- Set problem:
Copy every line of the following data that includes the string "this".

(Dataset entries on figures)
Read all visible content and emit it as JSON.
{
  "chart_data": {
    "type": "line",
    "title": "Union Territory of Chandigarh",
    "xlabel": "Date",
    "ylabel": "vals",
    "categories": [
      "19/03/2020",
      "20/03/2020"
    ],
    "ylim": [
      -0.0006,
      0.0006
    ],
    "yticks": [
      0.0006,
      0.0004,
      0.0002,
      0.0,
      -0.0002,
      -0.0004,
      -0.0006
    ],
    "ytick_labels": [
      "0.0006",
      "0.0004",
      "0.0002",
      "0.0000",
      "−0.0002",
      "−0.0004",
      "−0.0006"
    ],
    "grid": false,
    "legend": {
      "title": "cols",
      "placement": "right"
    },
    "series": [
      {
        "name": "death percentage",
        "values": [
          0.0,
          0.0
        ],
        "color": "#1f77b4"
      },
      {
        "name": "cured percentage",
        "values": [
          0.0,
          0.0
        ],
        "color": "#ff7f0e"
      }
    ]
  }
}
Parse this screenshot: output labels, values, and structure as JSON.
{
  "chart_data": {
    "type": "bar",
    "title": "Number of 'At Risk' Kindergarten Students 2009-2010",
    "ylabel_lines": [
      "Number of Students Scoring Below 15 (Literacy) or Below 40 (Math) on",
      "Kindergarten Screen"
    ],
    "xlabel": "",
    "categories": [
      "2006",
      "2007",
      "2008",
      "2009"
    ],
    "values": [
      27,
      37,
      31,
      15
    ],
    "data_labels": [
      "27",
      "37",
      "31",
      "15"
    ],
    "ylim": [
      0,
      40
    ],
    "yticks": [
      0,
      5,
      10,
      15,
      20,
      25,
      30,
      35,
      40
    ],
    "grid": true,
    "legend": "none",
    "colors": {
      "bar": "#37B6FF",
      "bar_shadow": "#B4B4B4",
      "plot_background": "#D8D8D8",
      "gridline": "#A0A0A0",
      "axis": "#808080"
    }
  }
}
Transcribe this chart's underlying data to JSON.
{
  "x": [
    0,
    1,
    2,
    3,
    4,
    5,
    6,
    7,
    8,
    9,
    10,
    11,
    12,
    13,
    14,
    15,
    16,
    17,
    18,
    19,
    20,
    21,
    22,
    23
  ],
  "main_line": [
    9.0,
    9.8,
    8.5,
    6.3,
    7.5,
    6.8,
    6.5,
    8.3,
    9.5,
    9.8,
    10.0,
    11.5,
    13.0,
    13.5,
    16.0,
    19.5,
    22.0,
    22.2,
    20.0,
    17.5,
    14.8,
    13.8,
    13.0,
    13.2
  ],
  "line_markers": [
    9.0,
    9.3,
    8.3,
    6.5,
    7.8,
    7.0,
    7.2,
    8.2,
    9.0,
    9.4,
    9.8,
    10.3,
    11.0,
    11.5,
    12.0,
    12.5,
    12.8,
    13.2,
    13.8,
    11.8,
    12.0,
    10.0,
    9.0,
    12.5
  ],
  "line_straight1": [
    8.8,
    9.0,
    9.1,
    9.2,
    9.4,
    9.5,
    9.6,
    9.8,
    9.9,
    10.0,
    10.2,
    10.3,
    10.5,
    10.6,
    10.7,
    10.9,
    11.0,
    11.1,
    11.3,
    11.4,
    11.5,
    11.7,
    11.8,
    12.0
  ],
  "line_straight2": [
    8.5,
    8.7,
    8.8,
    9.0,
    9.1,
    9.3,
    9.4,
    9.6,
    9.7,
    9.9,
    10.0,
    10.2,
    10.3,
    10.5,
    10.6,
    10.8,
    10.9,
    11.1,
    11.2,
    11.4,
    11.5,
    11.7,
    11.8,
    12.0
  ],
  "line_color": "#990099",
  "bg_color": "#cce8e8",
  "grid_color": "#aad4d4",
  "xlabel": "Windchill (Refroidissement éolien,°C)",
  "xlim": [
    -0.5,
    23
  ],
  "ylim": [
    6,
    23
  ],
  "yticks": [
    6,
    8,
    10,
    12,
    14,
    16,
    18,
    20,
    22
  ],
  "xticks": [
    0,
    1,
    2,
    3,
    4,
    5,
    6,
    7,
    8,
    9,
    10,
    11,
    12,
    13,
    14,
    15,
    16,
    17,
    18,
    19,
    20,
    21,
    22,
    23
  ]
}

- Task result:
Parse this screenshot: output labels, values, and structure as JSON.
Transcribe this chart's underlying data to JSON.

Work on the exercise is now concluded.